• Document:
And here are two helpers to conclude the parser.

num :: Parser Int
num = read <$> many1 digit <* spaces

word :: Parser String
word = many1 (satisfy (not . isSpace)) <* spaces

And an actual wrapper…

parseNodes :: String -> [Entry]
parseNodes = either (error . show) id . parse parser "puzzle input"

So I’m now able to parse the input to a list of “entries”: colors representing bags pointing to other colors. That’s not a graph yet, I still need to tie the loop from a node to the next.

I don’t have a workable notion of a root here, so I’ll just represent the graph as a list of vertices.

type Graph = [Vertex]
type Vertex = Fix (VertexF Color)

And start implementing.

nodesToGraph :: [Entry] -> Graph
nodesToGraph entries = graph where

I can keep the list structure and convert entry-wise.

  graph = map nodeToVertex entries

Building the graph from a seed node is an anamorphism.

  nodeToVertex :: VertexF Color Color -> Vertex
  nodeToVertex = ana expandNode

The seed is already in VertexF form, so I can use the functor instance to convert it in-place.

  expandNode :: VertexF Color Color -> VertexF Color (VertexF Color Color)
  expandNode = fmap lookupNode

Implenting it by fetching a VertexF Color Color from where I have them: the entries list.

  lookupNode :: Color -> VertexF Color Color
  lookupNode color =
    fromMaybe (error "Edge to non-existant node") $
    find ((== color) . vtxLabel) entries

This works. It’s probably not smart enough to deduplicate the subforests on its own, though. Not that it would be needed to solve the problem.

solve :: Graph -> [Int]
solve g = [part1,part2] where
  shinyGold = Adj "shiny" "gold"

• Supplied material:
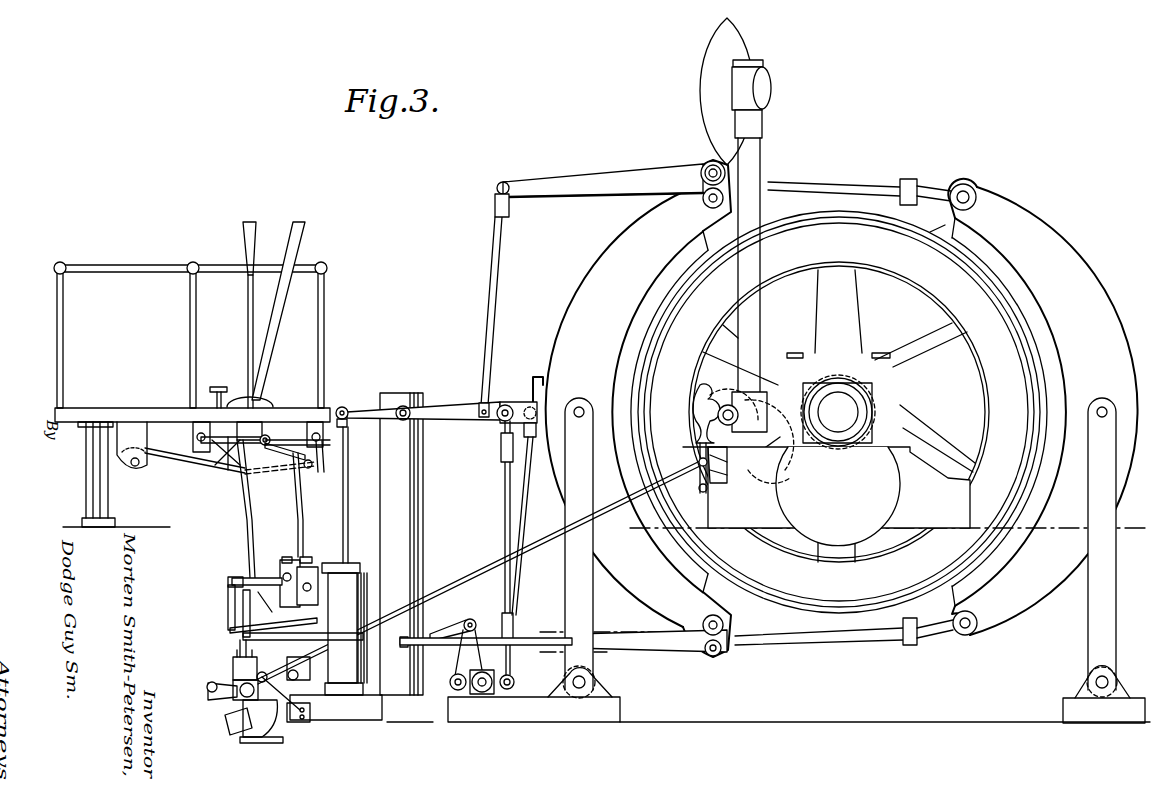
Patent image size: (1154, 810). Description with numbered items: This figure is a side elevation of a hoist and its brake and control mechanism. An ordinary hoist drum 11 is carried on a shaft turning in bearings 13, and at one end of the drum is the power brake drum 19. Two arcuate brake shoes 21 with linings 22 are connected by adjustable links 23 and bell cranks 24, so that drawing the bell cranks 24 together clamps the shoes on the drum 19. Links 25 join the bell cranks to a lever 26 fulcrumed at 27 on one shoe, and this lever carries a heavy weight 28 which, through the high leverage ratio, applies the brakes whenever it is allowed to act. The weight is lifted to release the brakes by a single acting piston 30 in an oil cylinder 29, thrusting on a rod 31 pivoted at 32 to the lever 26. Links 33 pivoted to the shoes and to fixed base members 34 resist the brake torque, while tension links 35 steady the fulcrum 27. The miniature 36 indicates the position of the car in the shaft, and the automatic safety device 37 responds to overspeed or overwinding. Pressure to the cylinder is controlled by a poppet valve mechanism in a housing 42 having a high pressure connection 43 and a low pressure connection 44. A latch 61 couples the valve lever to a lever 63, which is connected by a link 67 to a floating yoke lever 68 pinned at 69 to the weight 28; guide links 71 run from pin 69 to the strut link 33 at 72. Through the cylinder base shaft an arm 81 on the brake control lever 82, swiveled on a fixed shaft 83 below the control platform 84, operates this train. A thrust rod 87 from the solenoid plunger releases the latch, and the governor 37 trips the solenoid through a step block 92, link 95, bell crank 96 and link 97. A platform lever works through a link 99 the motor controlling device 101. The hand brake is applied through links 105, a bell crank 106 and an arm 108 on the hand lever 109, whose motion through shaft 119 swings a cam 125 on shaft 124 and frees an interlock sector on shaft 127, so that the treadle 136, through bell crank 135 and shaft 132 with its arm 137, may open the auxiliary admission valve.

The hoist drum 11 is at (914, 268).
The bearings 13 is at (903, 393).
The power brake drum 19 is at (925, 233).
The arcuate brake shoes 21 is at (835, 408).
The brake linings 22 is at (622, 353).
The adjustable links 23 is at (836, 181).
The bell cranks 24 is at (590, 180).
The links 25 is at (492, 299).
The lever 26 is at (449, 401).
The fulcrum 27 is at (510, 404).
The weight 28 is at (356, 556).
The oil cylinder 29 is at (344, 592).
The single acting piston 30 is at (355, 562).
The rod 31 is at (342, 516).
The pivot 32 is at (345, 406).
The links 33 is at (570, 599).
The fixed base members 34 is at (796, 694).
The tension links 35 is at (505, 524).
The miniature 36 is at (758, 168).
The automatic safety device 37 is at (693, 427).
The housing 42 is at (283, 559).
The high pressure connection 43 is at (309, 583).
The low pressure connection 44 is at (283, 574).
The latch 61 is at (232, 583).
The lever 63 is at (246, 574).
The link 67 is at (228, 606).
The floating lever 68 is at (335, 624).
The pin 69 is at (409, 642).
The guide links 71 is at (449, 644).
The pivot 72 is at (566, 660).
The arm 81 is at (262, 470).
The brake control lever 82 is at (246, 312).
The fixed shaft 83 is at (266, 436).
The control platform 84 is at (103, 413).
The thrust rod 87 is at (242, 646).
The step block 92 is at (233, 663).
The link 95 is at (551, 548).
The bell crank 96 is at (731, 478).
The link 97 is at (697, 457).
The link 99 is at (196, 468).
The motor controlling device 101 is at (150, 468).
The links 105 is at (435, 630).
The bell crank 106 is at (228, 700).
The arm 108 is at (272, 475).
The brake applying hand lever 109 is at (290, 338).
The shaft 119 is at (312, 665).
The shaft 124 is at (258, 742).
The cam 125 is at (241, 736).
The shaft 127 is at (197, 440).
The shaft 132 is at (315, 420).
The bell crank 135 is at (232, 470).
The treadle 136 is at (220, 386).
The arm 137 is at (327, 460).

• Given instruction:
In the text on parsing the puzzle input into a graph, what recursion scheme does building the graph from a seed node amount to?

• Problem solution:
An anamorphism.